--- Extracted information ---

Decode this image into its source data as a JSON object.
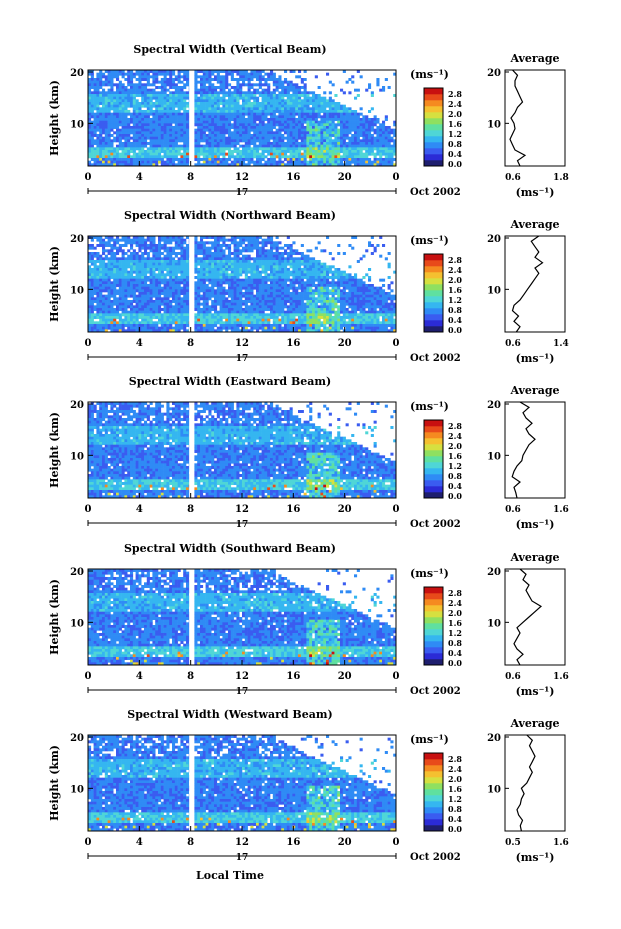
{
  "figure": {
    "xlabel": "Local Time",
    "colors": {
      "colormap": [
        "#1e1e6e",
        "#2b2bd6",
        "#3a5cf0",
        "#2f8bf5",
        "#35b6f0",
        "#4fd6d6",
        "#5fe0a0",
        "#8fe060",
        "#d6e040",
        "#f5c030",
        "#f58a20",
        "#e84a1a",
        "#c81010"
      ],
      "gap": "#ffffff",
      "frame": "#000000"
    },
    "panels": [
      {
        "title": "Spectral Width (Vertical Beam)",
        "ylabel": "Height (km)",
        "y_ticks": [
          "20",
          "10"
        ],
        "x_ticks": [
          "0",
          "4",
          "8",
          "12",
          "16",
          "20",
          "0"
        ],
        "date_center": "17",
        "date_label": "Oct 2002",
        "colorbar": {
          "unit": "(ms⁻¹)",
          "ticks": [
            "2.8",
            "2.4",
            "2.0",
            "1.6",
            "1.2",
            "0.8",
            "0.4",
            "0.0"
          ]
        },
        "avg": {
          "title": "Average",
          "unit": "(ms⁻¹)",
          "y_ticks": [
            "20",
            "10"
          ],
          "x_ticks": [
            "0.6",
            "1.8"
          ]
        }
      },
      {
        "title": "Spectral Width (Northward Beam)",
        "ylabel": "Height (km)",
        "y_ticks": [
          "20",
          "10"
        ],
        "x_ticks": [
          "0",
          "4",
          "8",
          "12",
          "16",
          "20",
          "0"
        ],
        "date_center": "17",
        "date_label": "Oct 2002",
        "colorbar": {
          "unit": "(ms⁻¹)",
          "ticks": [
            "2.8",
            "2.4",
            "2.0",
            "1.6",
            "1.2",
            "0.8",
            "0.4",
            "0.0"
          ]
        },
        "avg": {
          "title": "Average",
          "unit": "(ms⁻¹)",
          "y_ticks": [
            "20",
            "10"
          ],
          "x_ticks": [
            "0.6",
            "1.4"
          ]
        }
      },
      {
        "title": "Spectral Width (Eastward Beam)",
        "ylabel": "Height (km)",
        "y_ticks": [
          "20",
          "10"
        ],
        "x_ticks": [
          "0",
          "4",
          "8",
          "12",
          "16",
          "20",
          "0"
        ],
        "date_center": "17",
        "date_label": "Oct 2002",
        "colorbar": {
          "unit": "(ms⁻¹)",
          "ticks": [
            "2.8",
            "2.4",
            "2.0",
            "1.6",
            "1.2",
            "0.8",
            "0.4",
            "0.0"
          ]
        },
        "avg": {
          "title": "Average",
          "unit": "(ms⁻¹)",
          "y_ticks": [
            "20",
            "10"
          ],
          "x_ticks": [
            "0.6",
            "1.6"
          ]
        }
      },
      {
        "title": "Spectral Width (Southward Beam)",
        "ylabel": "Height (km)",
        "y_ticks": [
          "20",
          "10"
        ],
        "x_ticks": [
          "0",
          "4",
          "8",
          "12",
          "16",
          "20",
          "0"
        ],
        "date_center": "17",
        "date_label": "Oct 2002",
        "colorbar": {
          "unit": "(ms⁻¹)",
          "ticks": [
            "2.8",
            "2.4",
            "2.0",
            "1.6",
            "1.2",
            "0.8",
            "0.4",
            "0.0"
          ]
        },
        "avg": {
          "title": "Average",
          "unit": "(ms⁻¹)",
          "y_ticks": [
            "20",
            "10"
          ],
          "x_ticks": [
            "0.6",
            "1.6"
          ]
        }
      },
      {
        "title": "Spectral Width (Westward Beam)",
        "ylabel": "Height (km)",
        "y_ticks": [
          "20",
          "10"
        ],
        "x_ticks": [
          "0",
          "4",
          "8",
          "12",
          "16",
          "20",
          "0"
        ],
        "date_center": "17",
        "date_label": "Oct 2002",
        "colorbar": {
          "unit": "(ms⁻¹)",
          "ticks": [
            "2.8",
            "2.4",
            "2.0",
            "1.6",
            "1.2",
            "0.8",
            "0.4",
            "0.0"
          ]
        },
        "avg": {
          "title": "Average",
          "unit": "(ms⁻¹)",
          "y_ticks": [
            "20",
            "10"
          ],
          "x_ticks": [
            "0.5",
            "1.6"
          ]
        }
      }
    ]
  },
  "chart_data": [
    {
      "type": "heatmap",
      "title": "Spectral Width (Vertical Beam)",
      "xlabel": "Local Time",
      "ylabel": "Height (km)",
      "xlim": [
        0,
        24
      ],
      "ylim": [
        2,
        20
      ],
      "colorbar_range": [
        0.0,
        2.8
      ],
      "data_gap_hour": 8,
      "average_profile": {
        "x_range": [
          0.6,
          1.8
        ],
        "height": [
          2,
          3,
          4,
          5,
          6,
          7,
          8,
          9,
          10,
          11,
          12,
          13,
          14,
          15,
          16,
          17,
          18,
          19,
          20
        ],
        "value": [
          0.9,
          0.85,
          1.0,
          0.8,
          0.75,
          0.7,
          0.75,
          0.8,
          0.78,
          0.72,
          0.8,
          0.85,
          0.95,
          0.9,
          0.85,
          0.8,
          0.8,
          0.85,
          0.75
        ]
      }
    },
    {
      "type": "heatmap",
      "title": "Spectral Width (Northward Beam)",
      "xlabel": "Local Time",
      "ylabel": "Height (km)",
      "xlim": [
        0,
        24
      ],
      "ylim": [
        2,
        20
      ],
      "colorbar_range": [
        0.0,
        2.8
      ],
      "data_gap_hour": 8,
      "average_profile": {
        "x_range": [
          0.6,
          1.4
        ],
        "height": [
          2,
          3,
          4,
          5,
          6,
          7,
          8,
          9,
          10,
          11,
          12,
          13,
          14,
          15,
          16,
          17,
          18,
          19,
          20
        ],
        "value": [
          0.75,
          0.8,
          0.72,
          0.78,
          0.7,
          0.72,
          0.8,
          0.85,
          0.9,
          0.95,
          1.0,
          1.05,
          1.0,
          1.1,
          1.0,
          1.05,
          1.0,
          0.95,
          1.05
        ]
      }
    },
    {
      "type": "heatmap",
      "title": "Spectral Width (Eastward Beam)",
      "xlabel": "Local Time",
      "ylabel": "Height (km)",
      "xlim": [
        0,
        24
      ],
      "ylim": [
        2,
        20
      ],
      "colorbar_range": [
        0.0,
        2.8
      ],
      "data_gap_hour": 8,
      "average_profile": {
        "x_range": [
          0.6,
          1.6
        ],
        "height": [
          2,
          3,
          4,
          5,
          6,
          7,
          8,
          9,
          10,
          11,
          12,
          13,
          14,
          15,
          16,
          17,
          18,
          19,
          20
        ],
        "value": [
          0.8,
          0.78,
          0.75,
          0.85,
          0.72,
          0.75,
          0.8,
          0.88,
          0.9,
          0.95,
          1.0,
          1.1,
          1.0,
          0.95,
          1.05,
          0.95,
          0.9,
          1.0,
          0.85
        ]
      }
    },
    {
      "type": "heatmap",
      "title": "Spectral Width (Southward Beam)",
      "xlabel": "Local Time",
      "ylabel": "Height (km)",
      "xlim": [
        0,
        24
      ],
      "ylim": [
        2,
        20
      ],
      "colorbar_range": [
        0.0,
        2.8
      ],
      "data_gap_hour": 8,
      "average_profile": {
        "x_range": [
          0.6,
          1.6
        ],
        "height": [
          2,
          3,
          4,
          5,
          6,
          7,
          8,
          9,
          10,
          11,
          12,
          13,
          14,
          15,
          16,
          17,
          18,
          19,
          20
        ],
        "value": [
          0.85,
          0.8,
          0.9,
          0.8,
          0.75,
          0.8,
          0.85,
          0.8,
          0.9,
          1.0,
          1.1,
          1.2,
          1.05,
          1.0,
          0.95,
          1.0,
          0.9,
          0.95,
          0.85
        ]
      }
    },
    {
      "type": "heatmap",
      "title": "Spectral Width (Westward Beam)",
      "xlabel": "Local Time",
      "ylabel": "Height (km)",
      "xlim": [
        0,
        24
      ],
      "ylim": [
        2,
        20
      ],
      "colorbar_range": [
        0.0,
        2.8
      ],
      "data_gap_hour": 8,
      "average_profile": {
        "x_range": [
          0.5,
          1.6
        ],
        "height": [
          2,
          3,
          4,
          5,
          6,
          7,
          8,
          9,
          10,
          11,
          12,
          13,
          14,
          15,
          16,
          17,
          18,
          19,
          20
        ],
        "value": [
          0.8,
          0.78,
          0.82,
          0.75,
          0.72,
          0.78,
          0.8,
          0.85,
          0.8,
          0.9,
          0.95,
          1.0,
          0.95,
          1.0,
          1.05,
          1.0,
          0.95,
          1.0,
          0.9
        ]
      }
    }
  ]
}
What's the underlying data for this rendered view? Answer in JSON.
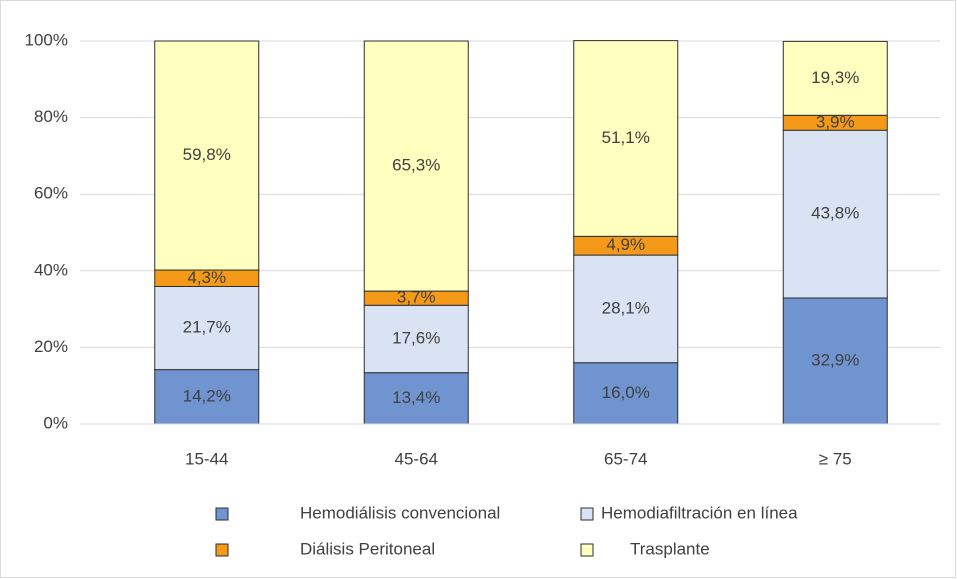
{
  "chart_data": {
    "type": "stacked_bar",
    "categories": [
      "15-44",
      "45-64",
      "65-74",
      "≥ 75"
    ],
    "series": [
      {
        "name": "Hemodiálisis convencional",
        "color": "#7094d0",
        "values": [
          14.2,
          13.4,
          16.0,
          32.9
        ],
        "value_labels": [
          "14,2%",
          "13,4%",
          "16,0%",
          "32,9%"
        ]
      },
      {
        "name": "Hemodiafiltración en línea",
        "color": "#dae3f3",
        "values": [
          21.7,
          17.6,
          28.1,
          43.8
        ],
        "value_labels": [
          "21,7%",
          "17,6%",
          "28,1%",
          "43,8%"
        ]
      },
      {
        "name": "Diálisis Peritoneal",
        "color": "#f59a18",
        "values": [
          4.3,
          3.7,
          4.9,
          3.9
        ],
        "value_labels": [
          "4,3%",
          "3,7%",
          "4,9%",
          "3,9%"
        ]
      },
      {
        "name": "Trasplante",
        "color": "#ffffc0",
        "values": [
          59.8,
          65.3,
          51.1,
          19.3
        ],
        "value_labels": [
          "59,8%",
          "65,3%",
          "51,1%",
          "19,3%"
        ]
      }
    ],
    "ylim": [
      0,
      100
    ],
    "yticks": [
      {
        "value": 0,
        "label": "0%"
      },
      {
        "value": 20,
        "label": "20%"
      },
      {
        "value": 40,
        "label": "40%"
      },
      {
        "value": 60,
        "label": "60%"
      },
      {
        "value": 80,
        "label": "80%"
      },
      {
        "value": 100,
        "label": "100%"
      }
    ],
    "grid": true,
    "legend": "bottom"
  }
}
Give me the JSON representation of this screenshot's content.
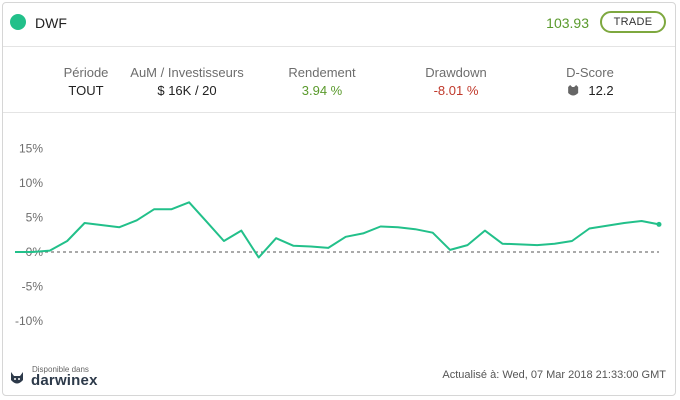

--- Work instructions ---
Pull out every line above that holds the word "Eastward".

--- Solved problem ---
        "title": "Spectral Width (Eastward Beam)",
      "title": "Spectral Width (Eastward Beam)",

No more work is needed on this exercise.